◆ Exercise goal:
Return every row that contains the string "window", matching case exactly.

◆ Source data:

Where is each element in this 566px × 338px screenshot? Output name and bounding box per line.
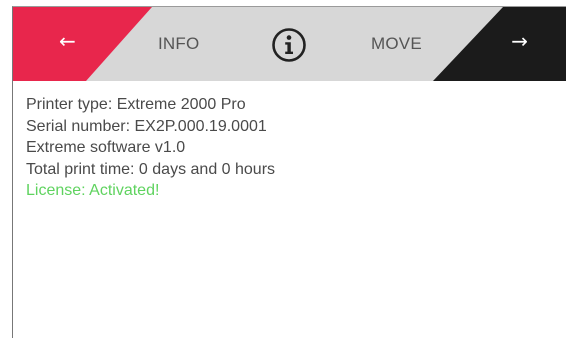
tab-info[interactable]: INFO — [158, 34, 199, 54]
next-button[interactable]: → — [456, 7, 566, 81]
info-circle-icon[interactable] — [271, 27, 307, 63]
arrow-left-icon: ← — [59, 29, 76, 53]
top-navigation-bar: ← INFO MOVE → — [13, 7, 566, 81]
printer-screen: ← INFO MOVE → Printer type: Extreme 2000… — [12, 6, 566, 338]
license-status-text: License: Activated! — [26, 182, 160, 199]
tab-move[interactable]: MOVE — [371, 34, 422, 54]
arrow-right-icon: → — [511, 29, 528, 53]
total-print-time-text: Total print time: 0 days and 0 hours — [26, 160, 276, 178]
serial-number-text: Serial number: EX2P.000.19.0001 — [26, 117, 267, 135]
printer-type-text: Printer type: Extreme 2000 Pro — [26, 96, 246, 113]
printer-info-panel: Printer type: Extreme 2000 Pro Serial nu… — [26, 94, 556, 202]
software-version-text: Extreme software v1.0 — [26, 139, 186, 156]
back-button[interactable]: ← — [13, 7, 133, 81]
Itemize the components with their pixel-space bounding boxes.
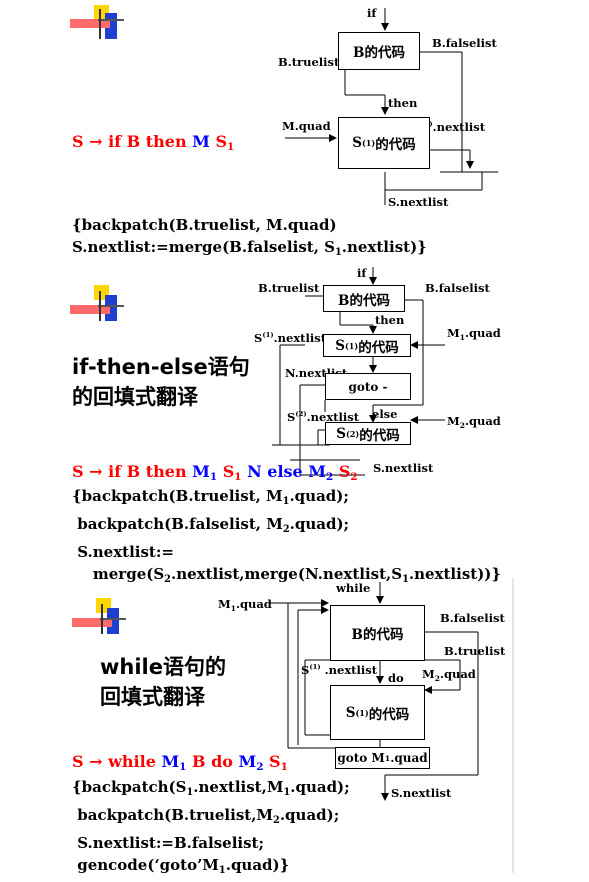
m1-quad-label: M1.quad: [447, 326, 501, 342]
b-code-box: B的代码: [338, 32, 420, 70]
production-rule-1: S → if B then M S1: [72, 132, 235, 153]
b-truelist-label-2: B.truelist: [258, 281, 320, 295]
s-nextlist-label: S.nextlist: [388, 195, 449, 209]
s-nextlist-label-2: S.nextlist: [373, 461, 434, 475]
section-title-if-then-else: if-then-else语句 的回填式翻译: [72, 355, 250, 409]
if-label-2: if: [357, 266, 367, 280]
b-code-box-2: B的代码: [323, 285, 405, 312]
m2-quad-label: M2.quad: [447, 414, 501, 430]
s1-code-box-2: S (1) 的代码: [323, 334, 411, 357]
b-code-box-3: B的代码: [330, 605, 425, 661]
b-falselist-label-2: B.falselist: [425, 281, 490, 295]
production-rule-2: S → if B then M1 S1 N else M2 S2: [72, 462, 358, 483]
b-falselist-label: B.falselist: [432, 36, 497, 50]
s-nextlist-label-3: S.nextlist: [391, 786, 452, 800]
if-label: if: [367, 6, 377, 20]
b-falselist-label-3: B.falselist: [440, 611, 505, 625]
s1-code-box: S (1) 的代码: [338, 117, 430, 169]
s1-nextlist-label-3: S(1) .nextlist: [301, 663, 378, 677]
m1-quad-label-3: M1.quad: [218, 597, 272, 613]
semantic-code-3: {backpatch(S1.nextlist,M1.quad); backpat…: [72, 778, 350, 876]
m-quad-label: M.quad: [282, 119, 331, 133]
do-label: do: [388, 671, 404, 685]
b-truelist-label: B.truelist: [278, 55, 340, 69]
s2-code-box: S (2) 的代码: [325, 422, 411, 445]
goto-box-2: goto -: [325, 373, 411, 400]
production-rule-3: S → while M1 B do M2 S1: [72, 752, 288, 773]
section-title-while: while语句的 回填式翻译: [100, 655, 226, 709]
semantic-code-1: {backpatch(B.truelist, M.quad) S.nextlis…: [72, 216, 427, 258]
goto-box-3: goto M 1 .quad: [335, 747, 430, 769]
s1-nextlist-label-2: S(1).nextlist: [254, 331, 327, 345]
then-label: then: [388, 96, 418, 110]
b-truelist-label-3: B.truelist: [444, 644, 506, 658]
m2-quad-label-3: M2.quad: [422, 667, 476, 683]
while-label: while: [336, 581, 371, 595]
s1-code-box-3: S (1) 的代码: [330, 685, 425, 740]
else-label: else: [372, 407, 398, 421]
semantic-code-2: {backpatch(B.truelist, M1.quad); backpat…: [72, 487, 502, 585]
then-label-2: then: [375, 313, 405, 327]
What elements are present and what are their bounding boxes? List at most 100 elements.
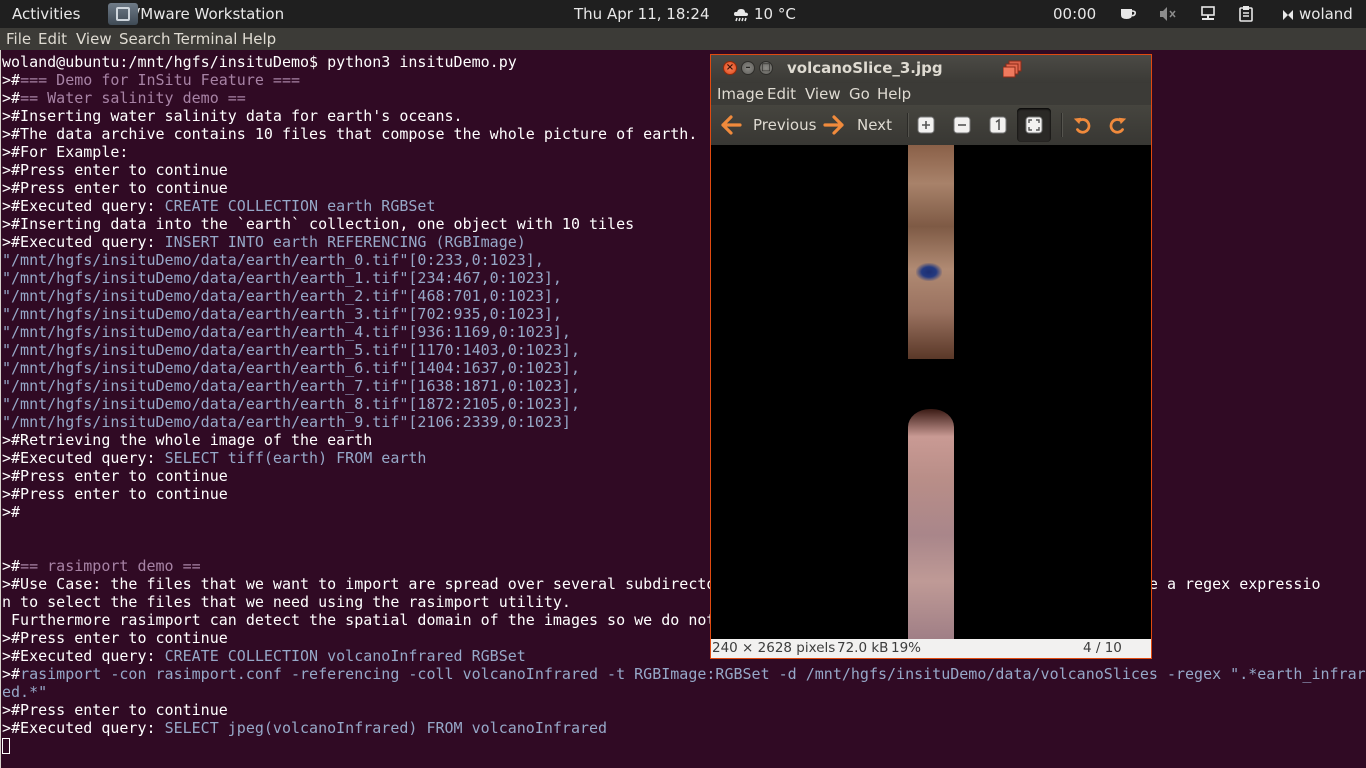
volcano-slice-water-feature	[916, 263, 942, 281]
terminal-text: >#	[2, 557, 21, 575]
terminal-menubar: File Edit View Search Terminal Help	[0, 28, 1366, 50]
terminal-line: >#=== Demo for InSitu Feature ===	[2, 71, 1366, 89]
terminal-text: CREATE COLLECTION volcanoInfrared RGBSet	[164, 647, 526, 665]
arrow-right-icon[interactable]	[823, 115, 845, 135]
previous-button[interactable]: Previous	[753, 111, 816, 139]
zoom-out-icon[interactable]	[952, 115, 972, 135]
terminal-line: >#For Example:	[2, 143, 1366, 161]
volcano-slice-image-bottom	[908, 409, 954, 639]
terminal-line: >#Press enter to continue	[2, 179, 1366, 197]
toolbar-separator	[907, 113, 908, 137]
viewer-menu-image[interactable]: Image	[717, 83, 764, 105]
timer-indicator[interactable]: 00:00	[1053, 0, 1096, 28]
terminal-line: "/mnt/hgfs/insituDemo/data/earth/earth_7…	[2, 377, 1366, 395]
minimize-button[interactable]: –	[741, 61, 755, 75]
menu-search[interactable]: Search	[119, 28, 171, 50]
next-button[interactable]: Next	[857, 111, 892, 139]
terminal-text: "/mnt/hgfs/insituDemo/data/earth/earth_7…	[2, 377, 580, 395]
viewer-menu-edit[interactable]: Edit	[767, 83, 796, 105]
menu-edit[interactable]: Edit	[38, 28, 67, 50]
viewer-title: volcanoSlice_3.jpg	[787, 59, 943, 77]
terminal-line: "/mnt/hgfs/insituDemo/data/earth/earth_3…	[2, 305, 1366, 323]
terminal-text: "/mnt/hgfs/insituDemo/data/earth/earth_8…	[2, 395, 580, 413]
activities-button[interactable]: Activities	[12, 0, 80, 28]
terminal-line: >#Press enter to continue	[2, 485, 1366, 503]
menu-terminal[interactable]: Terminal	[174, 28, 237, 50]
terminal-line: n to select the files that we need using…	[2, 593, 1366, 611]
viewer-titlebar[interactable]: × – □ volcanoSlice_3.jpg	[711, 55, 1151, 83]
terminal-line: >#rasimport -con rasimport.conf -referen…	[2, 665, 1366, 683]
volume-muted-icon[interactable]	[1159, 6, 1177, 22]
terminal-text: ed.*"	[2, 683, 48, 701]
terminal-text: >#	[2, 665, 21, 683]
viewer-menu-help[interactable]: Help	[877, 83, 911, 105]
weather-temp: 10 °C	[754, 5, 796, 23]
terminal-text: >#Inserting data into the `earth` collec…	[2, 215, 635, 233]
terminal-line: >#Executed query: CREATE COLLECTION volc…	[2, 647, 1366, 665]
user-menu[interactable]: woland	[1281, 0, 1353, 28]
menu-view[interactable]: View	[76, 28, 112, 50]
app-menu-vmware[interactable]: VMware Workstation	[108, 0, 284, 28]
image-canvas[interactable]	[711, 145, 1151, 639]
terminal-text: >#The data archive contains 10 files tha…	[2, 125, 698, 143]
network-icon[interactable]	[1200, 6, 1216, 22]
vmware-icon	[108, 3, 138, 25]
terminal-text: >#Executed query:	[2, 233, 165, 251]
menu-help[interactable]: Help	[242, 28, 276, 50]
zoom-normal-icon[interactable]	[988, 115, 1008, 135]
terminal-output: woland@ubuntu:/mnt/hgfs/insituDemo$ pyth…	[2, 53, 1366, 755]
terminal-window[interactable]: woland@ubuntu:/mnt/hgfs/insituDemo$ pyth…	[0, 50, 1366, 768]
image-position: 4 / 10	[1083, 640, 1122, 656]
close-icon: ×	[725, 62, 735, 73]
clipboard-icon[interactable]	[1239, 6, 1253, 22]
weather-indicator[interactable]: 10 °C	[732, 0, 796, 28]
terminal-line: "/mnt/hgfs/insituDemo/data/earth/earth_0…	[2, 251, 1366, 269]
terminal-text: Furthermore rasimport can detect the spa…	[2, 611, 716, 629]
terminal-text: >#	[2, 503, 21, 521]
terminal-text: >#Executed query:	[2, 197, 165, 215]
viewer-menubar: Image Edit View Go Help	[711, 83, 1151, 105]
terminal-text: woland@ubuntu:/mnt/hgfs/insituDemo$ pyth…	[2, 53, 517, 71]
clock[interactable]: Thu Apr 11, 18:24	[574, 0, 710, 28]
cloud-rain-icon	[734, 8, 748, 21]
terminal-text: >#For Example:	[2, 143, 129, 161]
terminal-line: >#Inserting water salinity data for eart…	[2, 107, 1366, 125]
terminal-text: >#Press enter to continue	[2, 179, 228, 197]
terminal-text: >#Executed query:	[2, 449, 165, 467]
image-viewer-window: × – □ volcanoSlice_3.jpg Image Edit View…	[710, 54, 1152, 659]
viewer-statusbar: 240 × 2628 pixels 72.0 kB 19% 4 / 10	[711, 639, 1151, 658]
arrow-left-icon[interactable]	[720, 115, 742, 135]
terminal-text: "/mnt/hgfs/insituDemo/data/earth/earth_6…	[2, 359, 580, 377]
terminal-line: >#Inserting data into the `earth` collec…	[2, 215, 1366, 233]
maximize-button[interactable]: □	[759, 61, 773, 75]
image-dimensions: 240 × 2628 pixels	[712, 640, 836, 656]
terminal-text: INSERT INTO earth REFERENCING (RGBImage)	[164, 233, 526, 251]
terminal-text: === Demo for InSitu Feature ===	[20, 71, 301, 89]
rotate-right-icon[interactable]	[1107, 115, 1129, 135]
terminal-text: "/mnt/hgfs/insituDemo/data/earth/earth_3…	[2, 305, 562, 323]
terminal-line: "/mnt/hgfs/insituDemo/data/earth/earth_6…	[2, 359, 1366, 377]
terminal-line: >#	[2, 503, 1366, 521]
menu-file[interactable]: File	[6, 28, 31, 50]
image-zoom-level: 19%	[891, 640, 922, 656]
terminal-line: >#== rasimport demo ==	[2, 557, 1366, 575]
terminal-text: >#Press enter to continue	[2, 161, 228, 179]
terminal-line: >#Executed query: CREATE COLLECTION eart…	[2, 197, 1366, 215]
coffee-cup-icon[interactable]	[1119, 6, 1137, 22]
zoom-fit-icon	[1025, 116, 1043, 134]
terminal-text: >#	[2, 89, 21, 107]
rotate-left-icon[interactable]	[1071, 115, 1093, 135]
terminal-text: rasimport -con rasimport.conf -referenci…	[20, 665, 1366, 683]
terminal-text: "/mnt/hgfs/insituDemo/data/earth/earth_5…	[2, 341, 580, 359]
terminal-text: == Water salinity demo ==	[20, 89, 246, 107]
terminal-text: "/mnt/hgfs/insituDemo/data/earth/earth_0…	[2, 251, 544, 269]
terminal-line: >#Retrieving the whole image of the eart…	[2, 431, 1366, 449]
viewer-menu-view[interactable]: View	[805, 83, 841, 105]
terminal-line: >#Press enter to continue	[2, 629, 1366, 647]
terminal-text: CREATE COLLECTION earth RGBSet	[164, 197, 436, 215]
close-button[interactable]: ×	[723, 61, 737, 75]
viewer-menu-go[interactable]: Go	[849, 83, 870, 105]
terminal-line: >#Press enter to continue	[2, 467, 1366, 485]
zoom-in-icon[interactable]	[916, 115, 936, 135]
terminal-text: >#Executed query:	[2, 719, 165, 737]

◆ Exercise answer:
terminal-window[interactable]: woland@ubuntu:/mnt/hgfs/insituDemo$ pyth…	[0, 50, 1366, 768]
image-viewer-window: × – □ volcanoSlice_3.jpg Image Edit View…	[710, 54, 1152, 659]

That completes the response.